Work to be completed: Your reply should be only the number of lines in the material below that include the word "Extract".

Provided information:
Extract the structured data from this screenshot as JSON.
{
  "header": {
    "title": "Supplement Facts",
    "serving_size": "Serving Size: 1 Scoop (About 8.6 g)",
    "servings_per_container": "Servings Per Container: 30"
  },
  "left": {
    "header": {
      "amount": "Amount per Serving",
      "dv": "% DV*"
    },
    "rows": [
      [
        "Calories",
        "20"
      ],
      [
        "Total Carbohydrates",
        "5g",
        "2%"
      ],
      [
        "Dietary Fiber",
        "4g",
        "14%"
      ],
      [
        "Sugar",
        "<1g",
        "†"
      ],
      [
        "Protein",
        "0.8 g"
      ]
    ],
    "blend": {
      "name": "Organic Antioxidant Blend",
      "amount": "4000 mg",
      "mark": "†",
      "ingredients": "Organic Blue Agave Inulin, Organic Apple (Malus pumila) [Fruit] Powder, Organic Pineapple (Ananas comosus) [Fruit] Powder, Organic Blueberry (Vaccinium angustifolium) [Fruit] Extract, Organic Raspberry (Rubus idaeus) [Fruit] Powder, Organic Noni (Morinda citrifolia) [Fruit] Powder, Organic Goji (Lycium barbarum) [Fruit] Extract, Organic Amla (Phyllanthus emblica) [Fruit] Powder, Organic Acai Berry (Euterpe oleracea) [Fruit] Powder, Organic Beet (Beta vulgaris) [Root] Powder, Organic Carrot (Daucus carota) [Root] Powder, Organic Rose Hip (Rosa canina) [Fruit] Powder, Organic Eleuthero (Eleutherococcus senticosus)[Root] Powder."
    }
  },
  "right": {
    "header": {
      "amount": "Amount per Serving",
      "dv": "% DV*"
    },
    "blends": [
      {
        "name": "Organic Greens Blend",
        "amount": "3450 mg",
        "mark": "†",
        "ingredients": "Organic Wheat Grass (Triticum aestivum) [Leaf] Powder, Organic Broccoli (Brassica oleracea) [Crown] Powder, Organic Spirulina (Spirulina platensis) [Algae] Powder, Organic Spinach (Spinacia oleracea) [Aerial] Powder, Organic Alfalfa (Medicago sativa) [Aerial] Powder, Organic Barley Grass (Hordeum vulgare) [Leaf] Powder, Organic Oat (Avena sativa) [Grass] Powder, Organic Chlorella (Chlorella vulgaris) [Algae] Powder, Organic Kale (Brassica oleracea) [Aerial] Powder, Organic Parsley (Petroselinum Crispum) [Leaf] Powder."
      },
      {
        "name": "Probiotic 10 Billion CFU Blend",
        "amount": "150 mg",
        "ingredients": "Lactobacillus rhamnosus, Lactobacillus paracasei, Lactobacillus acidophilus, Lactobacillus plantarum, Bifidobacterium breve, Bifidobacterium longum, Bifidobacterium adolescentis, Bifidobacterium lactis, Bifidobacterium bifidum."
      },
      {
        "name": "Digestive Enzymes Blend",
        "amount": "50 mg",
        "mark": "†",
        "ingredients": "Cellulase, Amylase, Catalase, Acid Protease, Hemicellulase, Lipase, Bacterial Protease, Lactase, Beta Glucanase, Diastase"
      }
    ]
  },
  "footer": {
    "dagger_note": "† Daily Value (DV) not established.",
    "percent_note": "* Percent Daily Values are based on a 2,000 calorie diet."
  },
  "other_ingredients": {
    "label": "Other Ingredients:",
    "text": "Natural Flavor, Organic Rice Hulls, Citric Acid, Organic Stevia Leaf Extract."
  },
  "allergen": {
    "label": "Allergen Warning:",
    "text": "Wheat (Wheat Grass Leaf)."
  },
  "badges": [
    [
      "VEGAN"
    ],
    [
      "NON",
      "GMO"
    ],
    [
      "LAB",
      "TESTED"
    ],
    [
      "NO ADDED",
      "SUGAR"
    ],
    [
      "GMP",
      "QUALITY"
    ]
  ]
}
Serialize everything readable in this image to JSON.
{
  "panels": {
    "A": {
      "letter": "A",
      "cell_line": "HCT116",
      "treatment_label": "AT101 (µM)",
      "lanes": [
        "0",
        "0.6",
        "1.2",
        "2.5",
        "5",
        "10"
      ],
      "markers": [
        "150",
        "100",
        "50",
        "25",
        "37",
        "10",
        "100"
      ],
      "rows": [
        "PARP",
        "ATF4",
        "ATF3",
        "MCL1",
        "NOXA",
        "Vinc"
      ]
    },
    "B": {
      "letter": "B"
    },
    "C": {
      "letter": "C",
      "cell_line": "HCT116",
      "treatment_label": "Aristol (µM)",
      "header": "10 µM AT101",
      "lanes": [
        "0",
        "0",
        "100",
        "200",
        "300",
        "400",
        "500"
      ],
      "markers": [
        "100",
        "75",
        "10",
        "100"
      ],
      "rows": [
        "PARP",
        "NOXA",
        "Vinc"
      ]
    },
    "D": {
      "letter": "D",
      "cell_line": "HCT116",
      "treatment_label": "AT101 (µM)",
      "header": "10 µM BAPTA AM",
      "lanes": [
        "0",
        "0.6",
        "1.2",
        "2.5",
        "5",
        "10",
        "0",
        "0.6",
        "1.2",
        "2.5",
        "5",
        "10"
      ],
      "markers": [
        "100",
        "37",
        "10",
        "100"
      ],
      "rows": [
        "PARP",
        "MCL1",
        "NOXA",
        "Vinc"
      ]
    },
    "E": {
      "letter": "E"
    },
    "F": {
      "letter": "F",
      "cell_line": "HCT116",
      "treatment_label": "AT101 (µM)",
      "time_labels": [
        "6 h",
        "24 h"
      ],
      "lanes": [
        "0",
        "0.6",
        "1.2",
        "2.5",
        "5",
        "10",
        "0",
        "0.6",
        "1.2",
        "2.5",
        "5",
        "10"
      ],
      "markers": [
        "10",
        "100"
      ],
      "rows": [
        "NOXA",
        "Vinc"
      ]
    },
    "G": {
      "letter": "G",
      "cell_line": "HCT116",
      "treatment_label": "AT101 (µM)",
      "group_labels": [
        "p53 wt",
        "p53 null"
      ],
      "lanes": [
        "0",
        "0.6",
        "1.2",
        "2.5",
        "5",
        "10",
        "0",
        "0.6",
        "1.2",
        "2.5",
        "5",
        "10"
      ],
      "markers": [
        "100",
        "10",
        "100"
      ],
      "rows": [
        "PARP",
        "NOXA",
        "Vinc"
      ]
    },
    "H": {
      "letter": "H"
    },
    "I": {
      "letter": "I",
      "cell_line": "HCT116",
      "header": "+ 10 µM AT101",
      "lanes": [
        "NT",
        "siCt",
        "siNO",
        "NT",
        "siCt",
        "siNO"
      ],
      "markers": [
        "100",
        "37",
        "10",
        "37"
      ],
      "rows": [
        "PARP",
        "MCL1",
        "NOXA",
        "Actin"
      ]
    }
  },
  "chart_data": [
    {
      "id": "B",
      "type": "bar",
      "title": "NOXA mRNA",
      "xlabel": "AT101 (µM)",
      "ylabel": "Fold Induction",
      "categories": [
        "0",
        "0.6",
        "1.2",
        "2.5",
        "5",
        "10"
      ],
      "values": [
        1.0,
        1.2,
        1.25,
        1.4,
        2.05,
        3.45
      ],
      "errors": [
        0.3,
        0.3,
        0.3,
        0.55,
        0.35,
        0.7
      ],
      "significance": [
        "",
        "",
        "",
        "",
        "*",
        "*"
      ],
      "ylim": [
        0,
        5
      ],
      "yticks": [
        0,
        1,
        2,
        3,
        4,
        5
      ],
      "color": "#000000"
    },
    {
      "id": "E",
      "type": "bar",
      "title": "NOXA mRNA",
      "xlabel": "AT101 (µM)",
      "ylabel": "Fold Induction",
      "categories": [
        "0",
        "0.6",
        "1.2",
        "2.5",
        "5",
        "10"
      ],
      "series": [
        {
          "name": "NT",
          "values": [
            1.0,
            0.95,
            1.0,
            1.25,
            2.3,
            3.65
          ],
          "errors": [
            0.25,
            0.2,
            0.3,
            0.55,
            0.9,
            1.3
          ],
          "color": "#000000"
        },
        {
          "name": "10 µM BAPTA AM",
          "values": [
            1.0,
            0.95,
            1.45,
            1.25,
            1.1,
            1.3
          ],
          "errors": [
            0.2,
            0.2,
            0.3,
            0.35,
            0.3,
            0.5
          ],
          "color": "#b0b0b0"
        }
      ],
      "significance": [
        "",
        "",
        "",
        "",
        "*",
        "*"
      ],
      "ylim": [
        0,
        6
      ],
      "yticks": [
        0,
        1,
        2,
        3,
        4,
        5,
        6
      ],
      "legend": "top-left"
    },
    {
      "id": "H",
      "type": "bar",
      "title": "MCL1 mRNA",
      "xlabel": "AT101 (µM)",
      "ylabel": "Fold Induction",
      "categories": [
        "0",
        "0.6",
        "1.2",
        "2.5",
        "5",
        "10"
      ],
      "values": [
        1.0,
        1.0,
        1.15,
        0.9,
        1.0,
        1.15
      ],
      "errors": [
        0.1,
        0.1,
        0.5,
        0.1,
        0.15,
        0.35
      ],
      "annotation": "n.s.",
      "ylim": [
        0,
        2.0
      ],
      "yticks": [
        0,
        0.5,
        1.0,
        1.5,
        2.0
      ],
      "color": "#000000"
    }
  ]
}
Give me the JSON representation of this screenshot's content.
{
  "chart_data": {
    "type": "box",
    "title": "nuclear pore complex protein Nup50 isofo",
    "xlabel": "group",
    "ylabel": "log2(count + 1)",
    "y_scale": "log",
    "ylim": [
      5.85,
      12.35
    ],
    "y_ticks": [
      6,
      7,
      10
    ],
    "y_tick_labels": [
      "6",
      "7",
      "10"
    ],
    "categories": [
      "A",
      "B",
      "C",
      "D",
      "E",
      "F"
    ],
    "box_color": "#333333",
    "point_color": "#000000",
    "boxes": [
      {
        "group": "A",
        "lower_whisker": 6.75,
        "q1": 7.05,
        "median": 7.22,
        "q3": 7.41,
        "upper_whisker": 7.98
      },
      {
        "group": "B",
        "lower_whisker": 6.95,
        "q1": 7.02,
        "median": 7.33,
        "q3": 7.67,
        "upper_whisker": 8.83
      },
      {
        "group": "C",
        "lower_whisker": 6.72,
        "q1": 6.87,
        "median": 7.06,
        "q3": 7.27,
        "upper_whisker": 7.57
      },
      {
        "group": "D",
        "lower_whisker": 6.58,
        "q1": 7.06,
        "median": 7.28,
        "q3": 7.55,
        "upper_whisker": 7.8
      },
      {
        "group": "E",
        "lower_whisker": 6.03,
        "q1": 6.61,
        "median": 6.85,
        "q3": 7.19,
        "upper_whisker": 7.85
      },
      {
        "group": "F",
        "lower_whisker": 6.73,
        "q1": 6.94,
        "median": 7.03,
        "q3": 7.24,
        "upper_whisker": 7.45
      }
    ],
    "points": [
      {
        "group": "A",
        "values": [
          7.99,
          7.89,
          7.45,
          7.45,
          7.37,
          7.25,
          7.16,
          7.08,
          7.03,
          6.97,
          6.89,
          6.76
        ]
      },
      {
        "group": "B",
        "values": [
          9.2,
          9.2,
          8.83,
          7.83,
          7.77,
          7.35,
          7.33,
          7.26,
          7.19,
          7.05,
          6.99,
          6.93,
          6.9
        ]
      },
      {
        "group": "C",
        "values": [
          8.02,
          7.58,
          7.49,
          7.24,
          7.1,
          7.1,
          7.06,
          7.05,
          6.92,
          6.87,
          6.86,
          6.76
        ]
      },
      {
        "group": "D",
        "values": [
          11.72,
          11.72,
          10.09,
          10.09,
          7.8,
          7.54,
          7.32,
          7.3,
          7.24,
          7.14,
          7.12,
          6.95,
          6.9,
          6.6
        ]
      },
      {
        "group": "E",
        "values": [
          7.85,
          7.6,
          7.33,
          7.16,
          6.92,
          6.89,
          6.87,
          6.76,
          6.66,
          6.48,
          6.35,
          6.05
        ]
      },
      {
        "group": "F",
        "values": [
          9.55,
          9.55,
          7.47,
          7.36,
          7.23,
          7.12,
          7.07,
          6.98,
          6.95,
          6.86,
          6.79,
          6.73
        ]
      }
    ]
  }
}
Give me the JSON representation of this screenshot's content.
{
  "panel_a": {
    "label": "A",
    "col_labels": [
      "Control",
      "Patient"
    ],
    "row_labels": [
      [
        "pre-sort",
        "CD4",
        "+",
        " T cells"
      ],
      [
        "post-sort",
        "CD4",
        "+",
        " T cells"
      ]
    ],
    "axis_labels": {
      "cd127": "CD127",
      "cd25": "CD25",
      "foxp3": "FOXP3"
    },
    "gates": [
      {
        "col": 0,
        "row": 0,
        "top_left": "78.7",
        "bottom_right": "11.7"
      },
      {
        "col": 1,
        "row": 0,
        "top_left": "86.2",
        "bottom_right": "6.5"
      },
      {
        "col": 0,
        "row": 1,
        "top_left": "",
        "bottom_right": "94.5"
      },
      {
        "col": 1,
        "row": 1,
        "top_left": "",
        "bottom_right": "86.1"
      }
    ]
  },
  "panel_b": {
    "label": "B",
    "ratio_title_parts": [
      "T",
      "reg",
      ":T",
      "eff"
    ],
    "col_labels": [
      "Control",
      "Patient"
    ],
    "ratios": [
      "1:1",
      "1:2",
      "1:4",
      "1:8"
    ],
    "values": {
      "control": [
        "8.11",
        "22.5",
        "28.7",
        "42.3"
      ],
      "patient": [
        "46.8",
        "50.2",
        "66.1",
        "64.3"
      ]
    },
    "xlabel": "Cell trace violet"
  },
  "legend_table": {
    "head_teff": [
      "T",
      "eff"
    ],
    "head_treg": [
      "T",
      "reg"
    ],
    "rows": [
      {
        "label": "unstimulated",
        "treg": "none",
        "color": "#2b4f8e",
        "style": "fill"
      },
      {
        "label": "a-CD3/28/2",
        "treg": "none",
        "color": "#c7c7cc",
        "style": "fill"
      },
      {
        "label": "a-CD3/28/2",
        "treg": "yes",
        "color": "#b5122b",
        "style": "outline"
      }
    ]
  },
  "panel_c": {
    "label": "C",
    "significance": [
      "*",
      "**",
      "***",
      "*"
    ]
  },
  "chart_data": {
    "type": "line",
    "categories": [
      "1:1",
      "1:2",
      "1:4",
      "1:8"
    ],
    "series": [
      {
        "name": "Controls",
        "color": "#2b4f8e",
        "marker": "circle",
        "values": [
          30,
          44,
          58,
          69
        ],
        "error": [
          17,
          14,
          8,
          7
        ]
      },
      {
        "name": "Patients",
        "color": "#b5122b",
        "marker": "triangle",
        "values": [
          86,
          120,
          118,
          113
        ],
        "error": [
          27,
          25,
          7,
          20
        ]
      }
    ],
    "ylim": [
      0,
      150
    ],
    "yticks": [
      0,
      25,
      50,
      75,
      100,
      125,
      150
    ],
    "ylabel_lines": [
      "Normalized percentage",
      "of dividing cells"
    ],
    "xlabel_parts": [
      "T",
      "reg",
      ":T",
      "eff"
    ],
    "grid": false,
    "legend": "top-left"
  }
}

Reply to the task: 3